**DATA:**
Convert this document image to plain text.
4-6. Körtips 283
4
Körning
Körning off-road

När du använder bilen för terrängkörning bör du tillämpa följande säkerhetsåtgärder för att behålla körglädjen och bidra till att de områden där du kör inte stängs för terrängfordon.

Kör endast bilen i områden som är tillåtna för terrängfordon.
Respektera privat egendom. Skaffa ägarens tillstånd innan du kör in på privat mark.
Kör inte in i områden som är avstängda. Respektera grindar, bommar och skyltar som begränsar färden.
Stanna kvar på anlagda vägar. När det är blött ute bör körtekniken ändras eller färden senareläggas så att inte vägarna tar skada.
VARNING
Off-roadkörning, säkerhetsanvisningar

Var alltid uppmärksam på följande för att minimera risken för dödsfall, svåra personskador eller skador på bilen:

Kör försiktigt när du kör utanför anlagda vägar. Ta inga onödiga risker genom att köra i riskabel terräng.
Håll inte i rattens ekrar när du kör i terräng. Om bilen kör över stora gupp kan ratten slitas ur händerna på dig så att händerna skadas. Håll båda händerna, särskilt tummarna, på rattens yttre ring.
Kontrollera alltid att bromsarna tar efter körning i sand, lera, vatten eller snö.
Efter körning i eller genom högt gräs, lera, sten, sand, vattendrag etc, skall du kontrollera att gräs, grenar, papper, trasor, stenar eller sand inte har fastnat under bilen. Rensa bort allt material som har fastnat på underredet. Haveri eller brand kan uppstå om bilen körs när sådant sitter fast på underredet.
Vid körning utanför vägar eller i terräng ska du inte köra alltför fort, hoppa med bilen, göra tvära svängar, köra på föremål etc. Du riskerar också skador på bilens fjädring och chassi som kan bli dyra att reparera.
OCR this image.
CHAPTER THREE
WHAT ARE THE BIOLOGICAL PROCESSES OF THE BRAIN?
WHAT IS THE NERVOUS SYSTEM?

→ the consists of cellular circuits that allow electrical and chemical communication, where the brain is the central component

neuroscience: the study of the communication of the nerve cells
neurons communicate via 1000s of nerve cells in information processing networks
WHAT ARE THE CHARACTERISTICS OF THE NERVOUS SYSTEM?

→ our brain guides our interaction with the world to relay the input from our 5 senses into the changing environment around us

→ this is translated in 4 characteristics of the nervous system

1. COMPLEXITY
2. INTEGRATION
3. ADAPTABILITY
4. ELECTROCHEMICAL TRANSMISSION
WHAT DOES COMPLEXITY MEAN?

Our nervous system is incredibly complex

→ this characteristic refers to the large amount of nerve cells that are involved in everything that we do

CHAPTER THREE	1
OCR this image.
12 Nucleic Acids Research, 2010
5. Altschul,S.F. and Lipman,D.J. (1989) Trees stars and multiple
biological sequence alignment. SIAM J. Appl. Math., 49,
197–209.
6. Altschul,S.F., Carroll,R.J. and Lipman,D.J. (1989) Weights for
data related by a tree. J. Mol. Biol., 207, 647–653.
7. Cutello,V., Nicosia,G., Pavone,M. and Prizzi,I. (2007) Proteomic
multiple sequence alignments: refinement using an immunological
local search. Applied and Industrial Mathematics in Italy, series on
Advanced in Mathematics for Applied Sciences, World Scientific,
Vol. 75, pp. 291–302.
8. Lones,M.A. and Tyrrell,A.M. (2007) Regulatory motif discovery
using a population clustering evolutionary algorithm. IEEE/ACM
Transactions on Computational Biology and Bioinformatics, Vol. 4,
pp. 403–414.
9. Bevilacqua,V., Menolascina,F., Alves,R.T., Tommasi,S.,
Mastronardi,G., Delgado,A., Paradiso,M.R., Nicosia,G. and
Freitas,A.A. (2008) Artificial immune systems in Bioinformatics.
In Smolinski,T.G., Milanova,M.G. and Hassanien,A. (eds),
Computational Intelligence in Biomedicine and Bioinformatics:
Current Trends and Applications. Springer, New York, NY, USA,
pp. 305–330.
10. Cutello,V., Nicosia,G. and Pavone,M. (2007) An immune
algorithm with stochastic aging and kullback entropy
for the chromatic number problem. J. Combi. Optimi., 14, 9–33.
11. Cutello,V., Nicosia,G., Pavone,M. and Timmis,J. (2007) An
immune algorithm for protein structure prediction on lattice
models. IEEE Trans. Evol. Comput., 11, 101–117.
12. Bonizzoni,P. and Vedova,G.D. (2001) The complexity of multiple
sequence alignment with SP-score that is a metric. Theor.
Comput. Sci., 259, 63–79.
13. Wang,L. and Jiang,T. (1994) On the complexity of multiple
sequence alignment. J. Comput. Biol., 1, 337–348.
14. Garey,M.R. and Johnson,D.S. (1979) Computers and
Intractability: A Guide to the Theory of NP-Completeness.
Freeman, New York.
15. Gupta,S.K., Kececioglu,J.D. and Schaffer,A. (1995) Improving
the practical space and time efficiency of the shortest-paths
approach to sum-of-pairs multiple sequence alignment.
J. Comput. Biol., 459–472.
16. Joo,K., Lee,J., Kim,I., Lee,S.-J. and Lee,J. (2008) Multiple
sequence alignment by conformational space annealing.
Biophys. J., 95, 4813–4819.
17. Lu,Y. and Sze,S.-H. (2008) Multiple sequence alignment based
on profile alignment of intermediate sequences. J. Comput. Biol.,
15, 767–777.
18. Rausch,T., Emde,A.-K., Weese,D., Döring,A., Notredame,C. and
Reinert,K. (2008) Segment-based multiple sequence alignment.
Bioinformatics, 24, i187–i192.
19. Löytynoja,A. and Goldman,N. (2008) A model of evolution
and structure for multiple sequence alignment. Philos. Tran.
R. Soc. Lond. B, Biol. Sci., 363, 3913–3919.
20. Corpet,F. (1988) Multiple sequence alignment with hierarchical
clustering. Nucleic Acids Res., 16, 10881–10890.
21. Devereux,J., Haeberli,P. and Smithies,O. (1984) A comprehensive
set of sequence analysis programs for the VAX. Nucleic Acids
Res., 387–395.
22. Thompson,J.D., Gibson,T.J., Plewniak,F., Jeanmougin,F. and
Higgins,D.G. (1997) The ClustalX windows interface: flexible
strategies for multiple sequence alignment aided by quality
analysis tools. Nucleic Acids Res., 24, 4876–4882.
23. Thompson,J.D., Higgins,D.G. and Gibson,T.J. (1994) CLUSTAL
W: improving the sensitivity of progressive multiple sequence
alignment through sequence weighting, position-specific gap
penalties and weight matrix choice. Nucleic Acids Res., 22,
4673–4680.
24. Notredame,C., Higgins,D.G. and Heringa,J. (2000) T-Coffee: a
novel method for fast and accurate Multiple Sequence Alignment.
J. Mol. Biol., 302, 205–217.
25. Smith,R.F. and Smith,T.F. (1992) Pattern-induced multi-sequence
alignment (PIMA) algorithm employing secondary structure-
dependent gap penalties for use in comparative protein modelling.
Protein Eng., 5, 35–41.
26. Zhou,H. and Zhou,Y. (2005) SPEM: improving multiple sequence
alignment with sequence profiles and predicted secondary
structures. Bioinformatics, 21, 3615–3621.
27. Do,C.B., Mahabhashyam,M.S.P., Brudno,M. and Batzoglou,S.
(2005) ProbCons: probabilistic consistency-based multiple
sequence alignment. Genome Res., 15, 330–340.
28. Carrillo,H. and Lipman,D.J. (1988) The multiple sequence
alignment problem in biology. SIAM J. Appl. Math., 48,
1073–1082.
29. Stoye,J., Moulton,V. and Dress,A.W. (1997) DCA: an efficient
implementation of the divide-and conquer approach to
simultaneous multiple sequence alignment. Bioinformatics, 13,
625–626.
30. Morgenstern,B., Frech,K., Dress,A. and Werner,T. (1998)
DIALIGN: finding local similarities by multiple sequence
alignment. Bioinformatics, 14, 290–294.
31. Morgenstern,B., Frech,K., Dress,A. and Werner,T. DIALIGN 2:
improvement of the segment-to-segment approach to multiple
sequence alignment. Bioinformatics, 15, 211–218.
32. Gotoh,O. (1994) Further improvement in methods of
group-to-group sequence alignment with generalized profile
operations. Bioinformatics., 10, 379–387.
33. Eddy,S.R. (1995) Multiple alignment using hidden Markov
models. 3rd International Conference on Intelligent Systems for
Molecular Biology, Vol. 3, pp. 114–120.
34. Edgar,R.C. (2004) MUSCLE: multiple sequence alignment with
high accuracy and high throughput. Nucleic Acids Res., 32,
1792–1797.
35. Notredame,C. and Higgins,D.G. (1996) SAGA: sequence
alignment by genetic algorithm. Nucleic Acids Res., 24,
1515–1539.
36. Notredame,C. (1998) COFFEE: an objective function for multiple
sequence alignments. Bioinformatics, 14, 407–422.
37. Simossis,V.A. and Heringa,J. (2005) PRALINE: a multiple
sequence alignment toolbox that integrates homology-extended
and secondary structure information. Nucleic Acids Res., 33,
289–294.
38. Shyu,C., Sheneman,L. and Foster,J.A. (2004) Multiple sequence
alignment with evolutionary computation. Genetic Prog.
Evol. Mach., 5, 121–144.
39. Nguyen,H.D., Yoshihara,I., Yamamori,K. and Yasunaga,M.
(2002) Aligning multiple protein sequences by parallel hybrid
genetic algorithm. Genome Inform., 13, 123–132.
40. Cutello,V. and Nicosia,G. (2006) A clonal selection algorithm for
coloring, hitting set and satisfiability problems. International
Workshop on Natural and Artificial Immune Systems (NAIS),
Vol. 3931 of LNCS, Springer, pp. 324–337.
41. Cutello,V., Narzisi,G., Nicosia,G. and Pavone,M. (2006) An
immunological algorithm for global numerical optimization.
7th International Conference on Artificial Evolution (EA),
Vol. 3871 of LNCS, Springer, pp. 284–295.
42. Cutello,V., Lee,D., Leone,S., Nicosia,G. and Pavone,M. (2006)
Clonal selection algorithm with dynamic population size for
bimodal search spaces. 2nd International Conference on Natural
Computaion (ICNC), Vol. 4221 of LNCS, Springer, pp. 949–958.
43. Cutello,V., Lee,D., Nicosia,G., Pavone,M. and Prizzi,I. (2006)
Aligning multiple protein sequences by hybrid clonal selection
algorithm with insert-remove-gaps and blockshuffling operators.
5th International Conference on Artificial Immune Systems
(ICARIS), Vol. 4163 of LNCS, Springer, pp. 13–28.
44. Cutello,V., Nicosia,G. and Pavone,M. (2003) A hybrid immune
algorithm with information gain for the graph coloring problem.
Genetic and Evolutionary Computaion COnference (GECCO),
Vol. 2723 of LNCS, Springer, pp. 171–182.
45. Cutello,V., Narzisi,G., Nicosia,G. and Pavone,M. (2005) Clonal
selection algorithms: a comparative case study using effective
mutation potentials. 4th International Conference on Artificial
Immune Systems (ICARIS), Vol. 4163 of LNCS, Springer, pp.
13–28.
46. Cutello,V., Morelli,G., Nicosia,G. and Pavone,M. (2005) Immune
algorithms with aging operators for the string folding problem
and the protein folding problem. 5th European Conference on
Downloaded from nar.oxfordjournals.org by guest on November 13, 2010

**TASK DETAILS:**
Wherever the string "cells" appears in the data above, copy the line it sits in.

**SOLUTION:**
neuroscience: the study of the communication of the nerve cells
neurons communicate via 1000s of nerve cells in information processing networks
→ this characteristic refers to the large amount of nerve cells that are involved in everything that we do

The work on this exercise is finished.